Collected data entries:
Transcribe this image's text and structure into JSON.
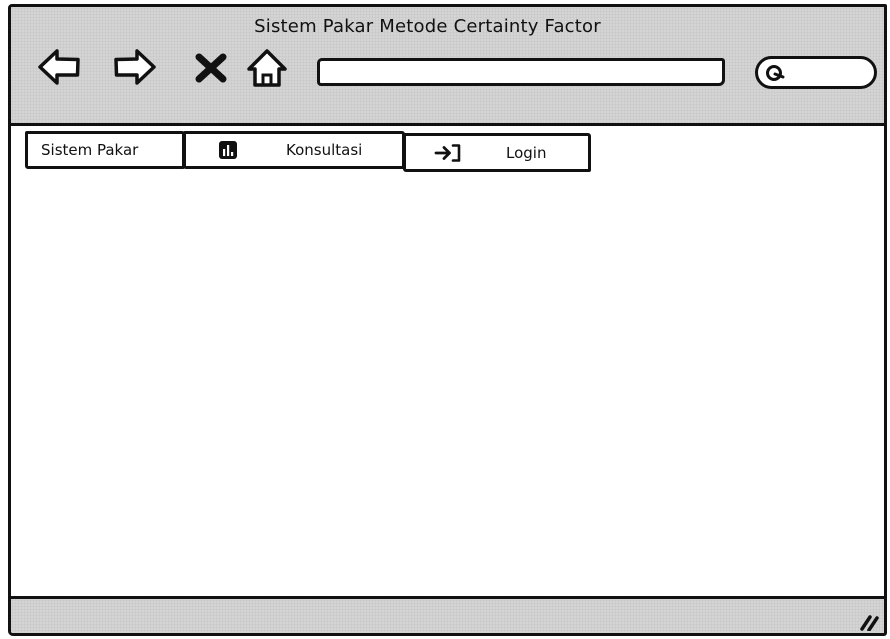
{
  "window": {
    "title": "Sistem Pakar Metode Certainty Factor"
  },
  "toolbar": {
    "back_icon": "arrow-left-icon",
    "forward_icon": "arrow-right-icon",
    "stop_icon": "close-icon",
    "home_icon": "home-icon",
    "address_value": "",
    "search_icon": "search-icon",
    "search_value": ""
  },
  "menu": {
    "items": [
      {
        "label": "Sistem Pakar",
        "icon": ""
      },
      {
        "label": "Konsultasi",
        "icon": "bar-chart-icon"
      },
      {
        "label": "Login",
        "icon": "login-icon"
      }
    ]
  },
  "colors": {
    "chrome_gray": "#d4d4d4",
    "outline": "#111111",
    "content_bg": "#ffffff"
  }
}
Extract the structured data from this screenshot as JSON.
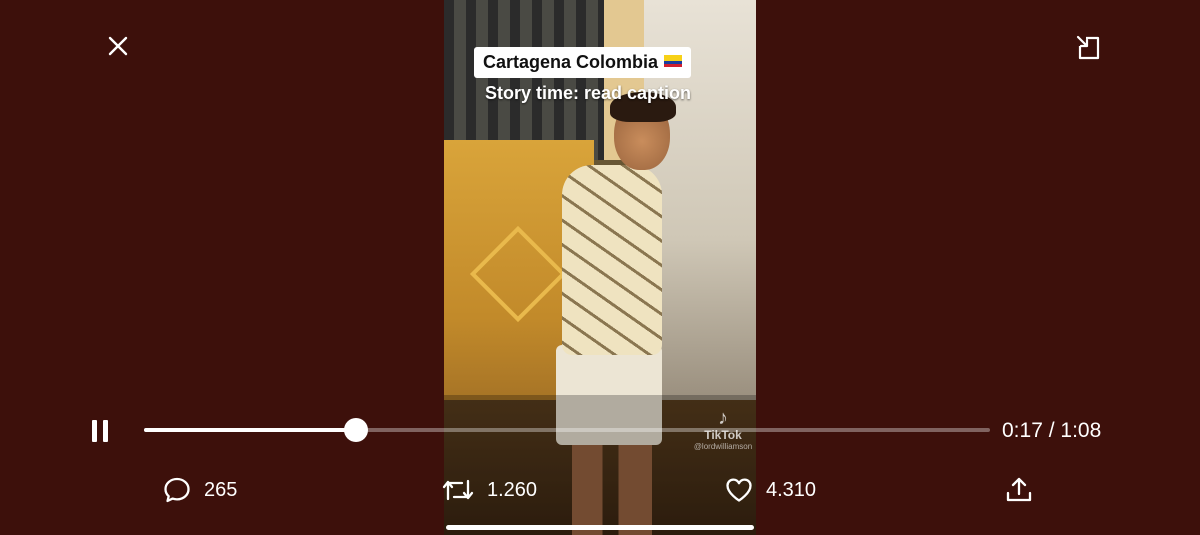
{
  "video": {
    "caption_title": "Cartagena Colombia",
    "caption_flag": "colombia-flag",
    "caption_subtitle": "Story time: read caption",
    "watermark_brand": "TikTok",
    "watermark_user": "@lordwilliamson"
  },
  "controls": {
    "close_icon": "close-icon",
    "pip_icon": "picture-in-picture-icon",
    "pause_icon": "pause-icon",
    "progress": {
      "current": "0:17",
      "separator": "/",
      "duration": "1:08",
      "played_fraction": 0.25
    }
  },
  "actions": {
    "comments": {
      "icon": "comment-icon",
      "count": "265"
    },
    "retweets": {
      "icon": "retweet-icon",
      "count": "1.260"
    },
    "likes": {
      "icon": "heart-icon",
      "count": "4.310"
    },
    "share": {
      "icon": "share-icon"
    }
  },
  "colors": {
    "background": "#3d100b",
    "foreground": "#ffffff"
  }
}
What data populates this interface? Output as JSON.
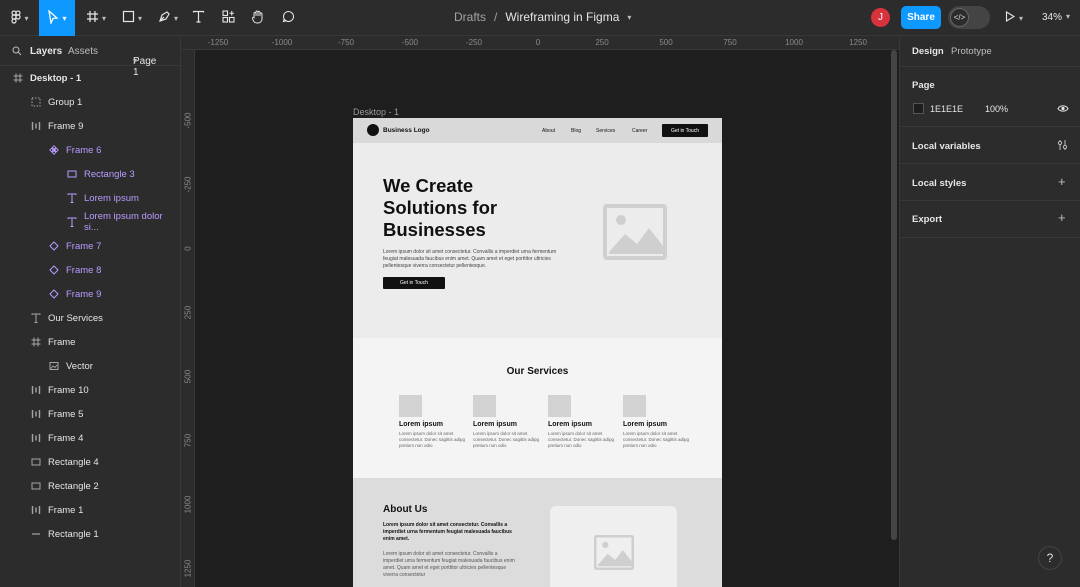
{
  "topbar": {
    "breadcrumb_parent": "Drafts",
    "separator": "/",
    "file_name": "Wireframing in Figma",
    "avatar_initial": "J",
    "share_label": "Share",
    "zoom": "34%",
    "accent": "#0d99ff"
  },
  "left_panel": {
    "tabs": [
      "Layers",
      "Assets"
    ],
    "page_select": "Page 1",
    "layers": [
      {
        "label": "Desktop - 1",
        "icon": "frame-icon",
        "indent": 0,
        "bold": true
      },
      {
        "label": "Group 1",
        "icon": "group-icon",
        "indent": 1
      },
      {
        "label": "Frame 9",
        "icon": "auto-layout-icon",
        "indent": 1
      },
      {
        "label": "Frame 6",
        "icon": "component-icon",
        "indent": 2,
        "purple": true
      },
      {
        "label": "Rectangle 3",
        "icon": "rectangle-icon",
        "indent": 3,
        "purple": true
      },
      {
        "label": "Lorem ipsum",
        "icon": "text-icon",
        "indent": 3,
        "purple": true
      },
      {
        "label": "Lorem ipsum dolor si...",
        "icon": "text-icon",
        "indent": 3,
        "purple": true
      },
      {
        "label": "Frame 7",
        "icon": "instance-icon",
        "indent": 2,
        "purple": true
      },
      {
        "label": "Frame 8",
        "icon": "instance-icon",
        "indent": 2,
        "purple": true
      },
      {
        "label": "Frame 9",
        "icon": "instance-icon",
        "indent": 2,
        "purple": true
      },
      {
        "label": "Our Services",
        "icon": "text-icon",
        "indent": 1
      },
      {
        "label": "Frame",
        "icon": "frame-icon",
        "indent": 1
      },
      {
        "label": "Vector",
        "icon": "image-icon",
        "indent": 2
      },
      {
        "label": "Frame 10",
        "icon": "auto-layout-icon",
        "indent": 1
      },
      {
        "label": "Frame 5",
        "icon": "auto-layout-icon",
        "indent": 1
      },
      {
        "label": "Frame 4",
        "icon": "auto-layout-icon",
        "indent": 1
      },
      {
        "label": "Rectangle 4",
        "icon": "rectangle-icon",
        "indent": 1
      },
      {
        "label": "Rectangle 2",
        "icon": "rectangle-icon",
        "indent": 1
      },
      {
        "label": "Frame 1",
        "icon": "auto-layout-icon",
        "indent": 1
      },
      {
        "label": "Rectangle 1",
        "icon": "line-icon",
        "indent": 1
      }
    ]
  },
  "rulers": {
    "horizontal": [
      "-1250",
      "-1000",
      "-750",
      "-500",
      "-250",
      "0",
      "250",
      "500",
      "750",
      "1000",
      "1250"
    ],
    "vertical": [
      "-500",
      "-250",
      "0",
      "250",
      "500",
      "750",
      "1000",
      "1250"
    ]
  },
  "right_panel": {
    "tabs": [
      "Design",
      "Prototype"
    ],
    "page_heading": "Page",
    "page_color": "1E1E1E",
    "page_opacity": "100%",
    "local_variables": "Local variables",
    "local_styles": "Local styles",
    "export": "Export"
  },
  "canvas": {
    "frame_label": "Desktop - 1",
    "nav": {
      "logo": "Business Logo",
      "links": [
        "About",
        "Blog",
        "Services",
        "Career"
      ],
      "cta": "Get in Touch"
    },
    "hero": {
      "title_lines": [
        "We Create",
        "Solutions for",
        "Businesses"
      ],
      "body": "Lorem ipsum dolor sit amet consectetur. Convallis a imperdiet urna fermentum feugiat malesuada faucibus enim amet. Quam amet et eget porttitor ultricies pellentesque viverra consectetur pellentesque.",
      "button": "Get in Touch"
    },
    "services": {
      "title": "Our Services",
      "items": [
        {
          "title": "Lorem ipsum",
          "desc": "Lorem ipsum dolor sit amet consectetur. Donec sagittis adipg pretium non odio"
        },
        {
          "title": "Lorem ipsum",
          "desc": "Lorem ipsum dolor sit amet consectetur. Donec sagittis adipg pretium non odio"
        },
        {
          "title": "Lorem ipsum",
          "desc": "Lorem ipsum dolor sit amet consectetur. Donec sagittis adipg pretium non odio"
        },
        {
          "title": "Lorem ipsum",
          "desc": "Lorem ipsum dolor sit amet consectetur. Donec sagittis adipg pretium non odio"
        }
      ]
    },
    "about": {
      "title": "About Us",
      "bold_text": "Lorem ipsum dolor sit amet consectetur. Convallis a imperdiet urna fermentum feugiat malesuada faucibus enim amet.",
      "body": "Lorem ipsum dolor sit amet consectetur. Convallis a imperdiet urna fermentum feugiat malesuada faucibus enim amet. Quam amet et eget porttitor ultricies pellentesque viverra consectetur"
    }
  },
  "help": "?"
}
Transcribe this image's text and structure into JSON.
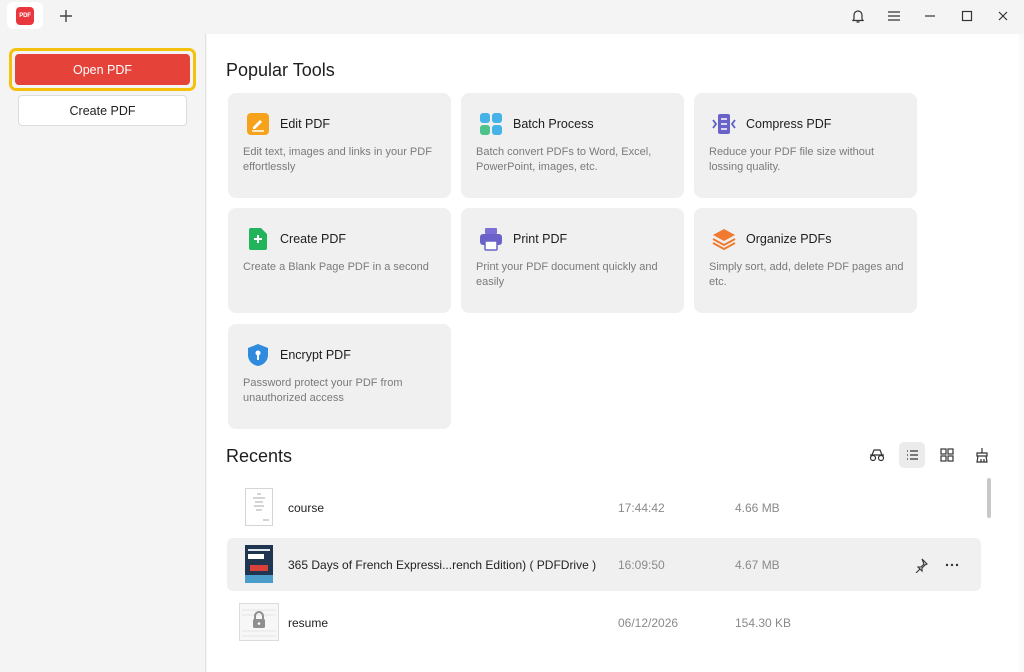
{
  "app": {
    "logo_text": "PDF"
  },
  "sidebar": {
    "open_label": "Open PDF",
    "create_label": "Create PDF"
  },
  "popular": {
    "title": "Popular Tools",
    "tools": [
      {
        "title": "Edit PDF",
        "desc": "Edit text, images and links in your PDF effortlessly",
        "icon": "edit-icon"
      },
      {
        "title": "Batch Process",
        "desc": "Batch convert PDFs to Word, Excel, PowerPoint, images, etc.",
        "icon": "batch-icon"
      },
      {
        "title": "Compress PDF",
        "desc": "Reduce your PDF file size without lossing quality.",
        "icon": "compress-icon"
      },
      {
        "title": "Create PDF",
        "desc": "Create a Blank Page PDF in a second",
        "icon": "plus-icon"
      },
      {
        "title": "Print PDF",
        "desc": "Print your PDF document quickly and easily",
        "icon": "printer-icon"
      },
      {
        "title": "Organize PDFs",
        "desc": "Simply sort, add, delete PDF pages and etc.",
        "icon": "layers-icon"
      },
      {
        "title": "Encrypt PDF",
        "desc": "Password protect your PDF from unauthorized access",
        "icon": "shield-icon"
      }
    ]
  },
  "recents": {
    "title": "Recents",
    "files": [
      {
        "name": "course",
        "date": "17:44:42",
        "size": "4.66 MB"
      },
      {
        "name": "365 Days of French Expressi...rench Edition) ( PDFDrive )",
        "date": "16:09:50",
        "size": "4.67 MB"
      },
      {
        "name": "resume",
        "date": "06/12/2026",
        "size": "154.30 KB"
      }
    ]
  },
  "colors": {
    "accent": "#e54339",
    "highlight": "#f4c20d"
  }
}
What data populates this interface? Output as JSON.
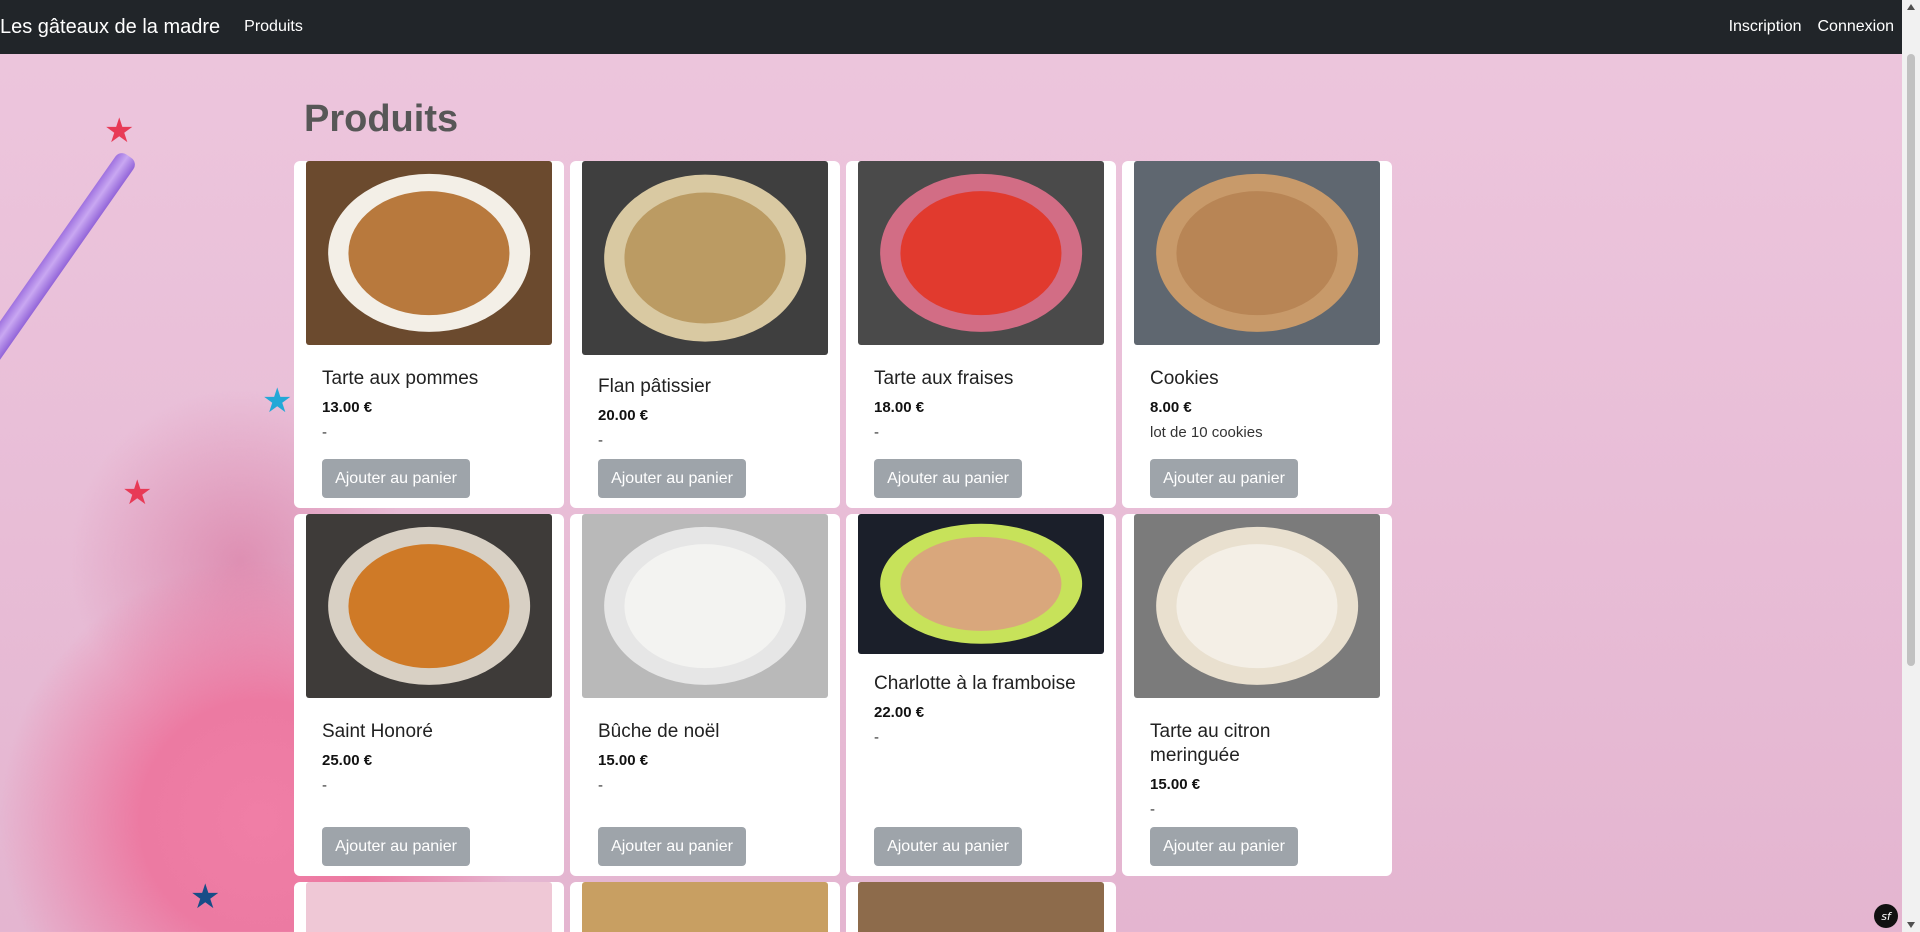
{
  "navbar": {
    "brand": "Les gâteaux de la madre",
    "products_link": "Produits",
    "register_link": "Inscription",
    "login_link": "Connexion"
  },
  "page": {
    "title": "Produits"
  },
  "products": [
    {
      "title": "Tarte aux pommes",
      "price": "13.00 €",
      "description": "-",
      "button": "Ajouter au panier",
      "colors": {
        "bg": "#6b4a2e",
        "plate": "#f3efe7",
        "food": "#b8793d"
      }
    },
    {
      "title": "Flan pâtissier",
      "price": "20.00 €",
      "description": "-",
      "button": "Ajouter au panier",
      "colors": {
        "bg": "#3f3f3f",
        "plate": "#d9c9a2",
        "food": "#bb9b63"
      }
    },
    {
      "title": "Tarte aux fraises",
      "price": "18.00 €",
      "description": "-",
      "button": "Ajouter au panier",
      "colors": {
        "bg": "#4a4a4a",
        "plate": "#d26d85",
        "food": "#e13a2e"
      }
    },
    {
      "title": "Cookies",
      "price": "8.00 €",
      "description": "lot de 10 cookies",
      "button": "Ajouter au panier",
      "colors": {
        "bg": "#5f6770",
        "plate": "#c89a6a",
        "food": "#b88555"
      }
    },
    {
      "title": "Saint Honoré",
      "price": "25.00 €",
      "description": "-",
      "button": "Ajouter au panier",
      "colors": {
        "bg": "#3e3b39",
        "plate": "#d8d0c4",
        "food": "#cf7a27"
      }
    },
    {
      "title": "Bûche de noël",
      "price": "15.00 €",
      "description": "-",
      "button": "Ajouter au panier",
      "colors": {
        "bg": "#b9b9b9",
        "plate": "#e6e6e6",
        "food": "#f3f3f1"
      }
    },
    {
      "title": "Charlotte à la framboise",
      "price": "22.00 €",
      "description": "-",
      "button": "Ajouter au panier",
      "colors": {
        "bg": "#1b1f2a",
        "plate": "#c7e25a",
        "food": "#d9a77c"
      }
    },
    {
      "title": "Tarte au citron meringuée",
      "price": "15.00 €",
      "description": "-",
      "button": "Ajouter au panier",
      "colors": {
        "bg": "#7b7b7b",
        "plate": "#e9e0cf",
        "food": "#f4efe6"
      }
    }
  ],
  "row3": [
    {
      "colors": {
        "bg": "#efc8d6"
      }
    },
    {
      "colors": {
        "bg": "#c89f62"
      }
    },
    {
      "colors": {
        "bg": "#8d6b4b"
      }
    }
  ],
  "symfony_badge": "sf"
}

Exercise description
Check each line in the listing above for the string "porttitor", then report how many lines contain it, with no other text.

Full solution
2